[Stored items]
-----
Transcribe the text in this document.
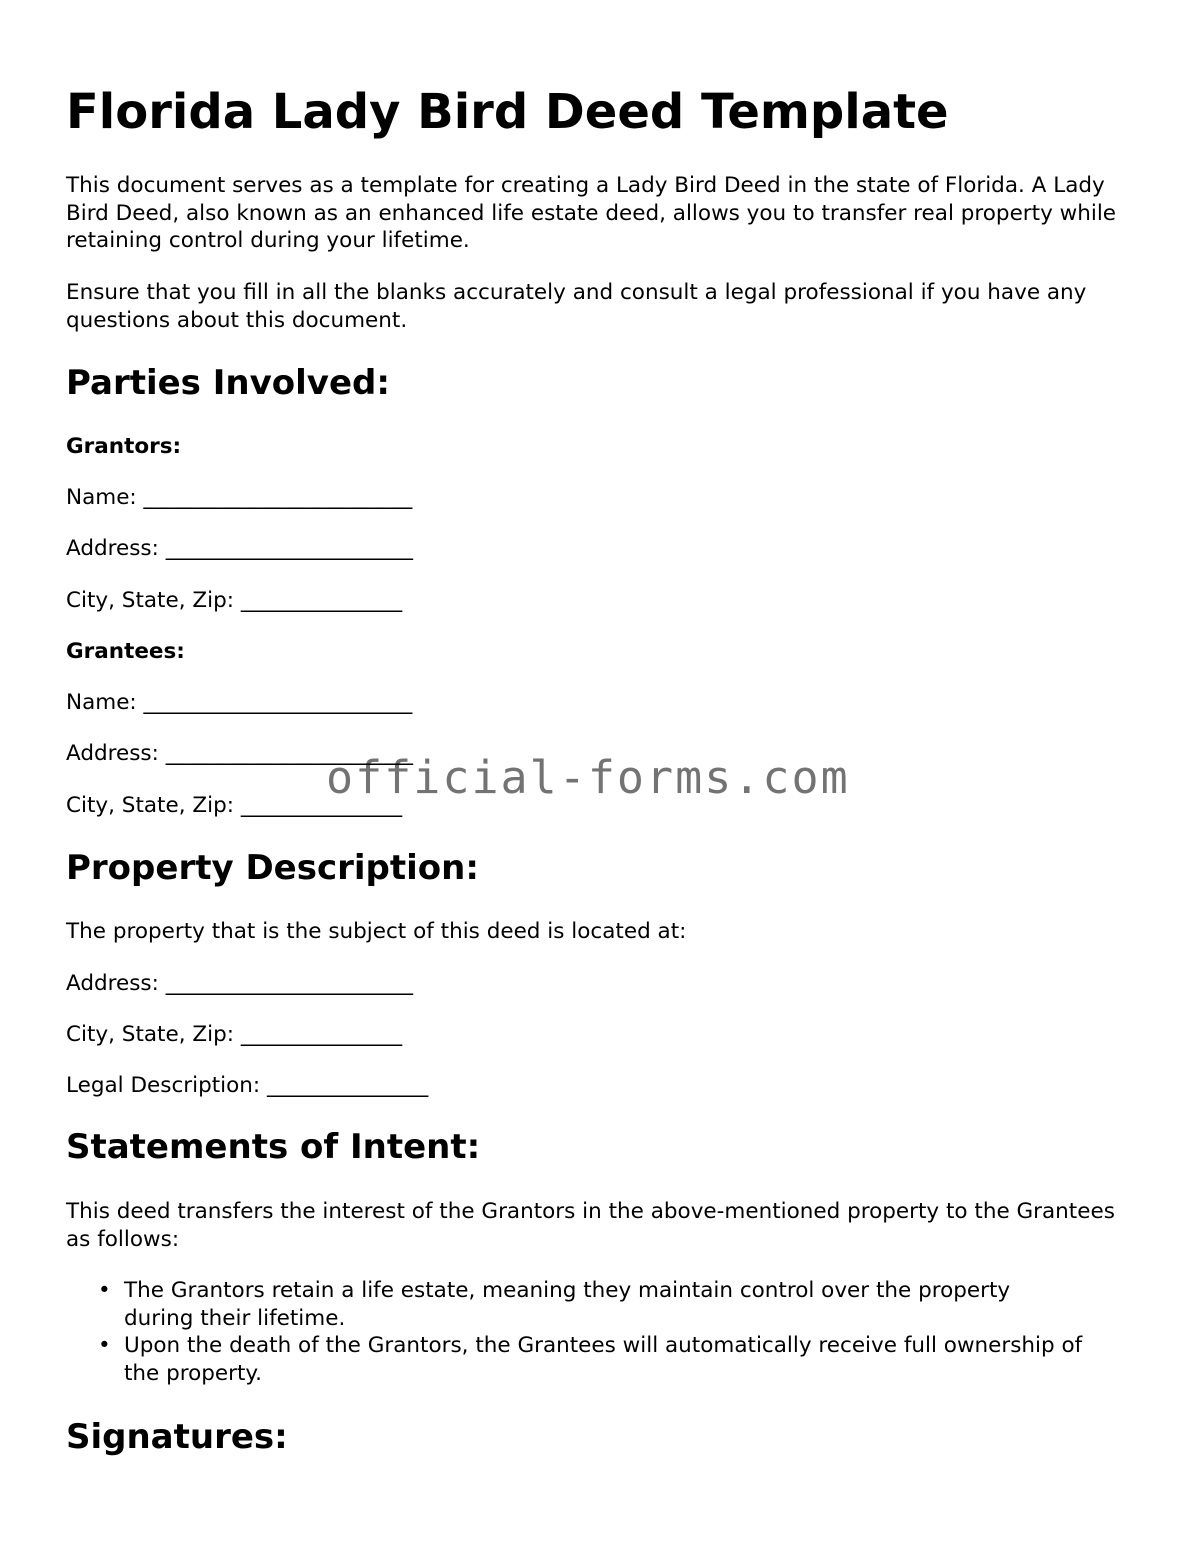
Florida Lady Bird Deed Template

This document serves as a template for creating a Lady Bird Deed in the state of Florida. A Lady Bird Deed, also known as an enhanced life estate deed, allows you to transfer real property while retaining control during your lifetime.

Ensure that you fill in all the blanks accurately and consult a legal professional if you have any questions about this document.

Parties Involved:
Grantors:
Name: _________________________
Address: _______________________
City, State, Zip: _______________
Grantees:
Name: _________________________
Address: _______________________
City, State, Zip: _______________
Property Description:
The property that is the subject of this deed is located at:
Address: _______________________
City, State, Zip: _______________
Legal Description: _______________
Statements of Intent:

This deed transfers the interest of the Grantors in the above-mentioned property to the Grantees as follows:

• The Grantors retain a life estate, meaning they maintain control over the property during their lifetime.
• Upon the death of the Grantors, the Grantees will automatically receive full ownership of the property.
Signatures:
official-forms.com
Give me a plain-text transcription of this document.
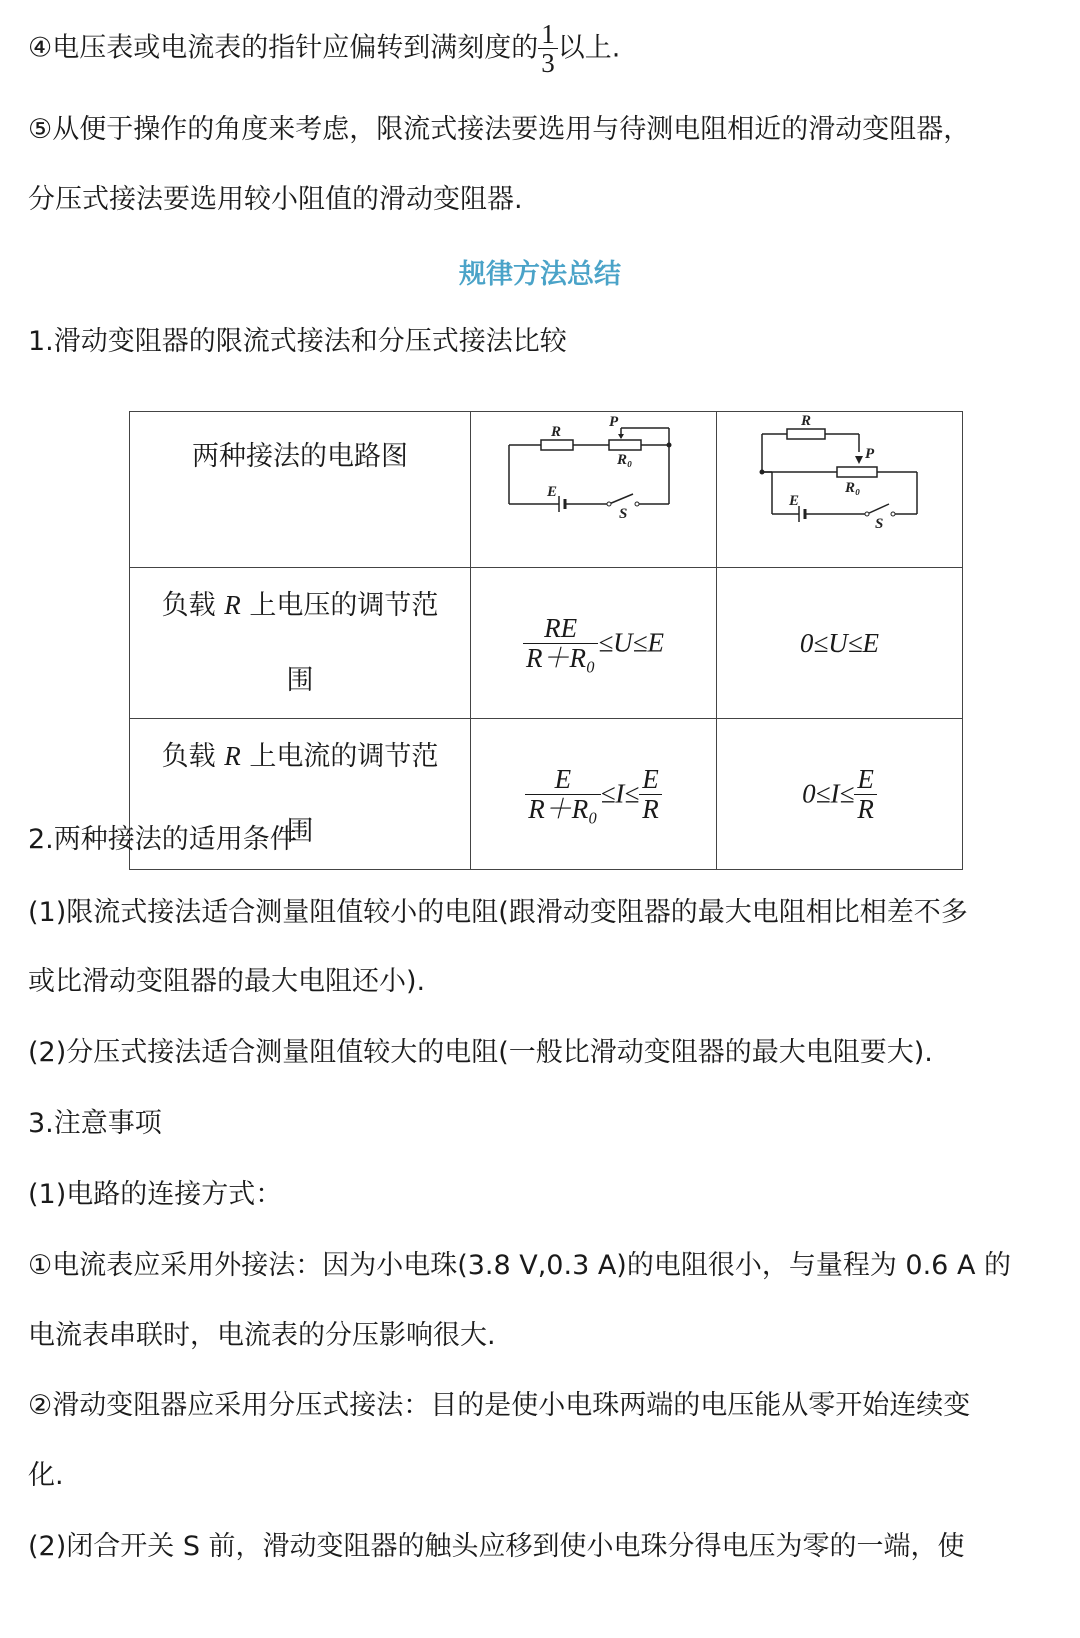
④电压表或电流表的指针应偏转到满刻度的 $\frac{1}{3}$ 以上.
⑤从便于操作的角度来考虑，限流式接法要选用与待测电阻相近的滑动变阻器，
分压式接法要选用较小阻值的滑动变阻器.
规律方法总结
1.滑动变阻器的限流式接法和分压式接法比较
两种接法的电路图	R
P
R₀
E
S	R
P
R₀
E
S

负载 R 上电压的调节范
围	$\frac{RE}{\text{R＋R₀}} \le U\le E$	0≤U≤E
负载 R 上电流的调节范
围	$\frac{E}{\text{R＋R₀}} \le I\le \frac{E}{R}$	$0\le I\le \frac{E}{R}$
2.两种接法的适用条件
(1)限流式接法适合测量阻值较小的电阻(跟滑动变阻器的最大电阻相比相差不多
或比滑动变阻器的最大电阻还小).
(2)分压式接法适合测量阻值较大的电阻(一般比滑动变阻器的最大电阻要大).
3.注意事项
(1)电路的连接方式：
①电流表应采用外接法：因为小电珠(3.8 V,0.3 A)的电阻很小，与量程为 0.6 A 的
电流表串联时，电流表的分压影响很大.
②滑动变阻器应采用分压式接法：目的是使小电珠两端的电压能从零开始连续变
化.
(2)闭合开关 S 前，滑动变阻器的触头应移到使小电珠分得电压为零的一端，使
-----
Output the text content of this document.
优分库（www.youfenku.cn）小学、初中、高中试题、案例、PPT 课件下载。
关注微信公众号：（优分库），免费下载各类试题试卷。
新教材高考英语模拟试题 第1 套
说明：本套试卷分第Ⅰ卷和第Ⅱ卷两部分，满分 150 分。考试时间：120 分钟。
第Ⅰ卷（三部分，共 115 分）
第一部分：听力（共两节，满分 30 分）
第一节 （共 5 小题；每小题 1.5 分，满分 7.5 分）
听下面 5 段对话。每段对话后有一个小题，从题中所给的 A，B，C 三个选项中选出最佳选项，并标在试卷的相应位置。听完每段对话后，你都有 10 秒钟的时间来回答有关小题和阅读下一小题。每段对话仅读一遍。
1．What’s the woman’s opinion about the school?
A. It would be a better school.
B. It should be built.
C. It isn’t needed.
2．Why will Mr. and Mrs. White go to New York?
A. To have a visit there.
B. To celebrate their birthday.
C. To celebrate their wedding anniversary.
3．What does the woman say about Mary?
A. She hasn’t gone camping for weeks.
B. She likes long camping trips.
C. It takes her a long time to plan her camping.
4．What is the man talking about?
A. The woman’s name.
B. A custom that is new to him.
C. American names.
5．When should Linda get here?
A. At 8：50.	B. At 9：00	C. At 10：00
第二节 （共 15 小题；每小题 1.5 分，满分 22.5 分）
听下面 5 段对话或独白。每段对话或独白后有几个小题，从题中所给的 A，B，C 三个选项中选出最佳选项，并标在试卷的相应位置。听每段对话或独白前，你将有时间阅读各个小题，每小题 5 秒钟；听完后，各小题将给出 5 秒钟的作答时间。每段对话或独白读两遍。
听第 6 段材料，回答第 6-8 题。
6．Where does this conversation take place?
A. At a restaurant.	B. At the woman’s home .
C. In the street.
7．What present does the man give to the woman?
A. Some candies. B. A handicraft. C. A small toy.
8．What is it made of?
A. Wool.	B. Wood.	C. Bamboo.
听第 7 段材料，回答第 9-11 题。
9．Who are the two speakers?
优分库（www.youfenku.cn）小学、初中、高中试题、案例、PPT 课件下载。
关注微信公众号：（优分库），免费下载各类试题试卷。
-----
» **What you need to do**: Show every line that contains the word "estate".

» **Worked solution**:
This document serves as a template for creating a Lady Bird Deed in the state of Florida. A Lady Bird Deed, also known as an enhanced life estate deed, allows you to transfer real property while retaining control during your lifetime.
• The Grantors retain a life estate, meaning they maintain control over the property during their lifetime.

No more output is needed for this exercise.